Write the material out again exactly as it stands.

── Supplied information

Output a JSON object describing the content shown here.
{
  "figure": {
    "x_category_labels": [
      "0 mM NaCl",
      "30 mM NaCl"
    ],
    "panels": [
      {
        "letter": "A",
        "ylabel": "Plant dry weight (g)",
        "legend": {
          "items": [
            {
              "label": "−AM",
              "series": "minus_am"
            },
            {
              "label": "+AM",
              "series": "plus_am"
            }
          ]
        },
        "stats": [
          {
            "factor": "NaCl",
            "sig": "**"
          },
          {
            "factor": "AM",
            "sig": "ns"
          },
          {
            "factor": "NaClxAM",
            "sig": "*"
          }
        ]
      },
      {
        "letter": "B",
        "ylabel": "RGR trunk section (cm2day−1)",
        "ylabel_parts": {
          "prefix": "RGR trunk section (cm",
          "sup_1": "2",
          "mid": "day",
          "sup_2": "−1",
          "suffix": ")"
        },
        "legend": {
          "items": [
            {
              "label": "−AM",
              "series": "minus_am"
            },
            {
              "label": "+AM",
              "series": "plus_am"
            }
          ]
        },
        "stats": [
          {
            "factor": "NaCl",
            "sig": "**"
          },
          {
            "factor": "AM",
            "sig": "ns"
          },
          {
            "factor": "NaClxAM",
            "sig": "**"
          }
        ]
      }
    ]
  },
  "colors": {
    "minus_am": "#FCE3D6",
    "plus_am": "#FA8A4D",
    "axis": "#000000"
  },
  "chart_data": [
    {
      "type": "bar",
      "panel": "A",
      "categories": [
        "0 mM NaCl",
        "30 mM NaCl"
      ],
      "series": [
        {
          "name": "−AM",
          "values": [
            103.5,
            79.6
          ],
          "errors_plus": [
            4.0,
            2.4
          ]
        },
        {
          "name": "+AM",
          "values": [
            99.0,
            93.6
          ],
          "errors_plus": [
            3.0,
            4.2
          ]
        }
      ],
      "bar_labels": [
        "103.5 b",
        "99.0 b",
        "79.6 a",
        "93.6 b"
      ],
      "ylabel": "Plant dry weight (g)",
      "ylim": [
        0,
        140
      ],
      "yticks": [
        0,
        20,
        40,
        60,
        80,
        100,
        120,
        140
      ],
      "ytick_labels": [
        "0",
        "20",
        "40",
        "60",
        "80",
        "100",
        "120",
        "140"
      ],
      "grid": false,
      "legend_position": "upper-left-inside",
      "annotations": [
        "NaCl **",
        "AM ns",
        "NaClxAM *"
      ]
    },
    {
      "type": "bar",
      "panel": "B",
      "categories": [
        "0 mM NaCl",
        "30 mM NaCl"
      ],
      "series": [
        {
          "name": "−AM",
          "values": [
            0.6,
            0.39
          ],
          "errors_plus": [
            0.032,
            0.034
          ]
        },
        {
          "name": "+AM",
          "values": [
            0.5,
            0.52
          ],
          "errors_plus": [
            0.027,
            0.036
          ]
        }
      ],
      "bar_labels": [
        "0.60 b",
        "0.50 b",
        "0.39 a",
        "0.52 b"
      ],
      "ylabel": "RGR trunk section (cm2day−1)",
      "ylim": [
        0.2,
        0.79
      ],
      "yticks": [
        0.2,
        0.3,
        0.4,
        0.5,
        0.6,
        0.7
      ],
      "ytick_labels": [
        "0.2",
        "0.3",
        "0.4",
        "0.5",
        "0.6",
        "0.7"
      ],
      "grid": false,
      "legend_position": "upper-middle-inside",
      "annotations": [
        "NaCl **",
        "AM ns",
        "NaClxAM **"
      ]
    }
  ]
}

────

**Full solution**
Output a JSON object describing the content shown here.
{
  "figure": {
    "x_category_labels": [
      "0 mM NaCl",
      "30 mM NaCl"
    ],
    "panels": [
      {
        "letter": "A",
        "ylabel": "Plant dry weight (g)",
        "legend": {
          "items": [
            {
              "label": "−AM",
              "series": "minus_am"
            },
            {
              "label": "+AM",
              "series": "plus_am"
            }
          ]
        },
        "stats": [
          {
            "factor": "NaCl",
            "sig": "**"
          },
          {
            "factor": "AM",
            "sig": "ns"
          },
          {
            "factor": "NaClxAM",
            "sig": "*"
          }
        ]
      },
      {
        "letter": "B",
        "ylabel": "RGR trunk section (cm2day−1)",
        "ylabel_parts": {
          "prefix": "RGR trunk section (cm",
          "sup_1": "2",
          "mid": "day",
          "sup_2": "−1",
          "suffix": ")"
        },
        "legend": {
          "items": [
            {
              "label": "−AM",
              "series": "minus_am"
            },
            {
              "label": "+AM",
              "series": "plus_am"
            }
          ]
        },
        "stats": [
          {
            "factor": "NaCl",
            "sig": "**"
          },
          {
            "factor": "AM",
            "sig": "ns"
          },
          {
            "factor": "NaClxAM",
            "sig": "**"
          }
        ]
      }
    ]
  },
  "colors": {
    "minus_am": "#FCE3D6",
    "plus_am": "#FA8A4D",
    "axis": "#000000"
  },
  "chart_data": [
    {
      "type": "bar",
      "panel": "A",
      "categories": [
        "0 mM NaCl",
        "30 mM NaCl"
      ],
      "series": [
        {
          "name": "−AM",
          "values": [
            103.5,
            79.6
          ],
          "errors_plus": [
            4.0,
            2.4
          ]
        },
        {
          "name": "+AM",
          "values": [
            99.0,
            93.6
          ],
          "errors_plus": [
            3.0,
            4.2
          ]
        }
      ],
      "bar_labels": [
        "103.5 b",
        "99.0 b",
        "79.6 a",
        "93.6 b"
      ],
      "ylabel": "Plant dry weight (g)",
      "ylim": [
        0,
        140
      ],
      "yticks": [
        0,
        20,
        40,
        60,
        80,
        100,
        120,
        140
      ],
      "ytick_labels": [
        "0",
        "20",
        "40",
        "60",
        "80",
        "100",
        "120",
        "140"
      ],
      "grid": false,
      "legend_position": "upper-left-inside",
      "annotations": [
        "NaCl **",
        "AM ns",
        "NaClxAM *"
      ]
    },
    {
      "type": "bar",
      "panel": "B",
      "categories": [
        "0 mM NaCl",
        "30 mM NaCl"
      ],
      "series": [
        {
          "name": "−AM",
          "values": [
            0.6,
            0.39
          ],
          "errors_plus": [
            0.032,
            0.034
          ]
        },
        {
          "name": "+AM",
          "values": [
            0.5,
            0.52
          ],
          "errors_plus": [
            0.027,
            0.036
          ]
        }
      ],
      "bar_labels": [
        "0.60 b",
        "0.50 b",
        "0.39 a",
        "0.52 b"
      ],
      "ylabel": "RGR trunk section (cm2day−1)",
      "ylim": [
        0.2,
        0.79
      ],
      "yticks": [
        0.2,
        0.3,
        0.4,
        0.5,
        0.6,
        0.7
      ],
      "ytick_labels": [
        "0.2",
        "0.3",
        "0.4",
        "0.5",
        "0.6",
        "0.7"
      ],
      "grid": false,
      "legend_position": "upper-middle-inside",
      "annotations": [
        "NaCl **",
        "AM ns",
        "NaClxAM **"
      ]
    }
  ]
}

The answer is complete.